Copy each line of the data beneath in which the word "Organization" appears.

- **AVAILABLE RECORDS**:
○ ○ ○ ○ ○

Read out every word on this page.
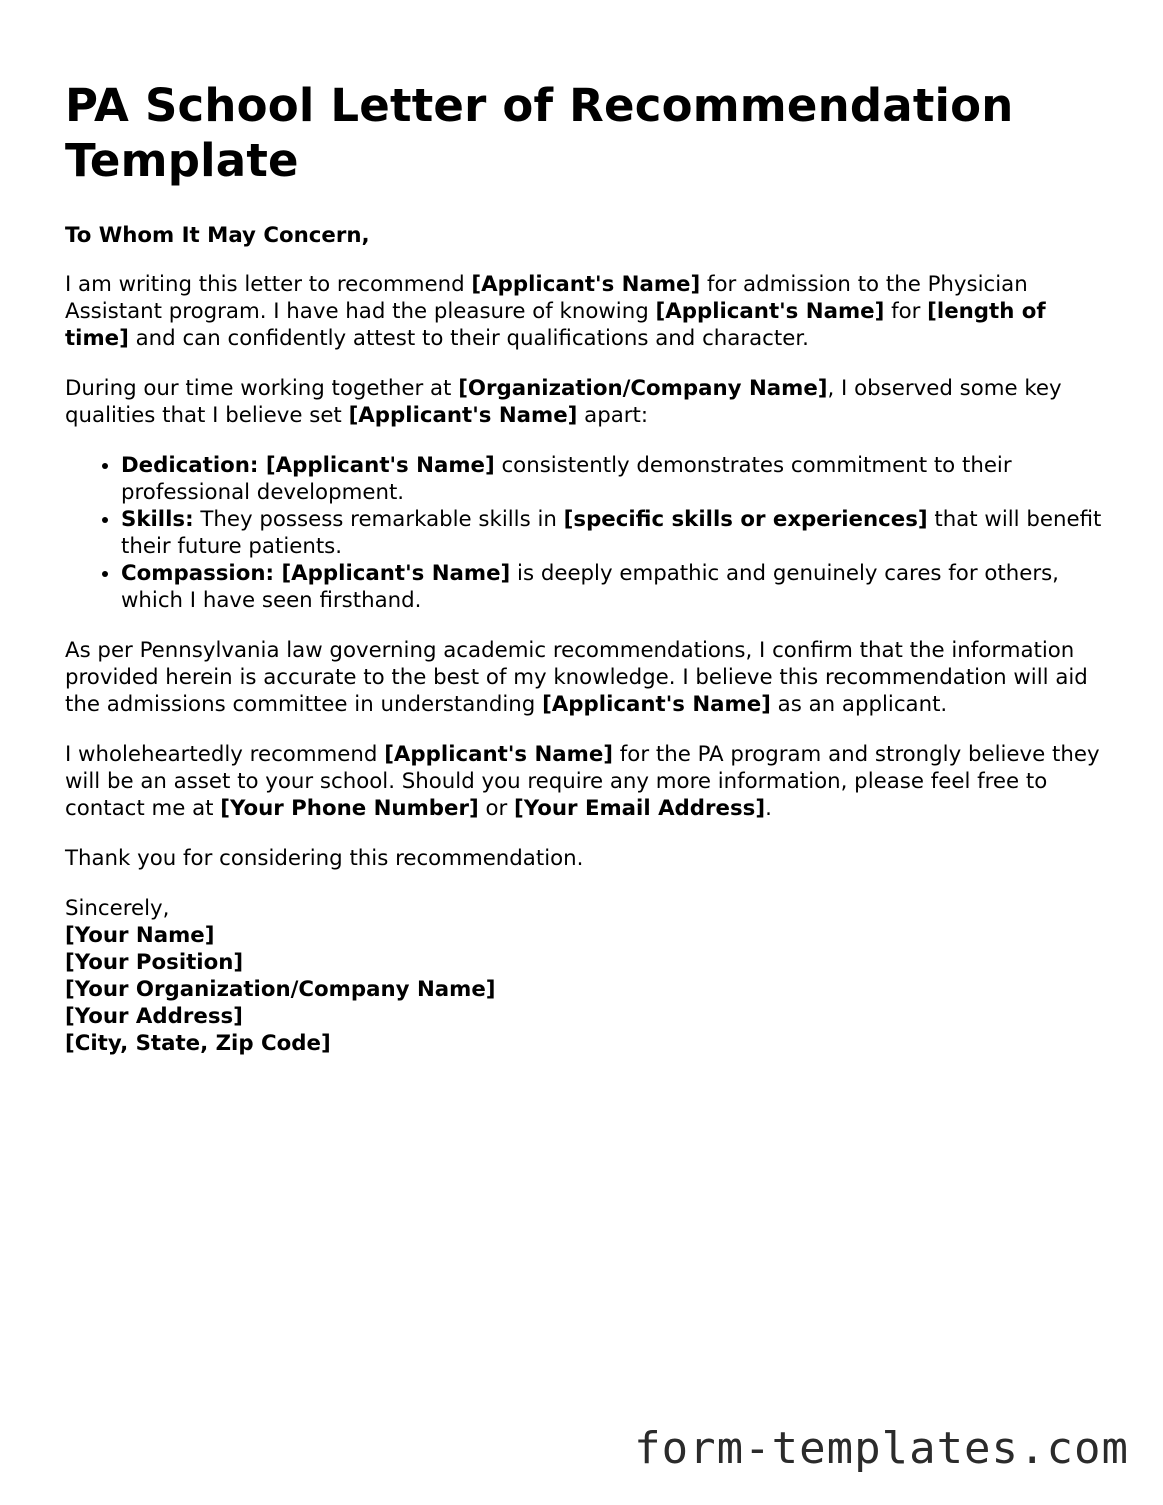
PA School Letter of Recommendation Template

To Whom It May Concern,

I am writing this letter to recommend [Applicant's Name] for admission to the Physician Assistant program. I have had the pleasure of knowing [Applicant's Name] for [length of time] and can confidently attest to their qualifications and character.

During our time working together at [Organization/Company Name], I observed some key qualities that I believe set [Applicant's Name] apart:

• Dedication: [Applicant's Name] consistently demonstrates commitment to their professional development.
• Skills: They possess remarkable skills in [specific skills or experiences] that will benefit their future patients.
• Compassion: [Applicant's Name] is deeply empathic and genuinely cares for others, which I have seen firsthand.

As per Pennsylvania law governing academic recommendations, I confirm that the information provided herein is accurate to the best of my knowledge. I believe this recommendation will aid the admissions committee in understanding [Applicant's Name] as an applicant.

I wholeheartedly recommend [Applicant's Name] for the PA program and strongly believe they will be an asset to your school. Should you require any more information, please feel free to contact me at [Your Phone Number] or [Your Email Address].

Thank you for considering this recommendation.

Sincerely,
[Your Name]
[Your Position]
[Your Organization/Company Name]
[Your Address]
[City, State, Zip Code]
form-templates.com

○ ○ ○ ○ ○

- **RESPONSE AREA**:
During our time working together at [Organization/Company Name], I observed some key qualities that I believe set [Applicant's Name] apart:
[Your Organization/Company Name]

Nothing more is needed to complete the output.